(RECORDS TO USE):
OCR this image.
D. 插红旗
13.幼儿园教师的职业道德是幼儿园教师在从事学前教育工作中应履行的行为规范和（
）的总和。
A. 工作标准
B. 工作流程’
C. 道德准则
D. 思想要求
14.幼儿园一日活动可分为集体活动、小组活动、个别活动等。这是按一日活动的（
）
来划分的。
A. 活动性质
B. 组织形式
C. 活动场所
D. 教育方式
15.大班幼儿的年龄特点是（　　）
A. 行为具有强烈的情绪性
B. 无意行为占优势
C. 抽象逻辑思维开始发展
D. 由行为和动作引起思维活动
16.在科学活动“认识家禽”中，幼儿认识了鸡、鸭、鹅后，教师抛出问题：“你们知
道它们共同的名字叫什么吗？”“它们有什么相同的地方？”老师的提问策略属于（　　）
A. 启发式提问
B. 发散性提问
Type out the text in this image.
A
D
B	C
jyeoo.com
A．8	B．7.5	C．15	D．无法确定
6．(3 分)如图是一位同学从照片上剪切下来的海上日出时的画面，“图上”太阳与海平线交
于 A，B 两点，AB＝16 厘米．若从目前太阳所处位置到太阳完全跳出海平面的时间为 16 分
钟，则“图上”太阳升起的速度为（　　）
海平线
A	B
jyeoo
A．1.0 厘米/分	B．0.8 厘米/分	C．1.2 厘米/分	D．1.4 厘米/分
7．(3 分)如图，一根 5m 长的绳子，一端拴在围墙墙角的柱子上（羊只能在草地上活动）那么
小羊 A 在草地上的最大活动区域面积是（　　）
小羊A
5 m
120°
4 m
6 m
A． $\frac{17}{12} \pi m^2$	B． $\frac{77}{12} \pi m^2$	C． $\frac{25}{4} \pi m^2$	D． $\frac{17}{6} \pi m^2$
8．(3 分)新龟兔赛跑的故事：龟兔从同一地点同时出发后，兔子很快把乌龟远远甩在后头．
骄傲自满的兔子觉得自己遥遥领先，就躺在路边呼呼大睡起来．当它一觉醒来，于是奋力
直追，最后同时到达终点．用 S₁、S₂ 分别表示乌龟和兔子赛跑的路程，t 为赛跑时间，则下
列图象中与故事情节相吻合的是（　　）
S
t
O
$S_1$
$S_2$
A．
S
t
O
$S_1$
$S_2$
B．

(PROBLEM TO WORK ON):
Copy every line above that includes the string "this".

(RESULT):
OCR this image.
Type out the text in this image.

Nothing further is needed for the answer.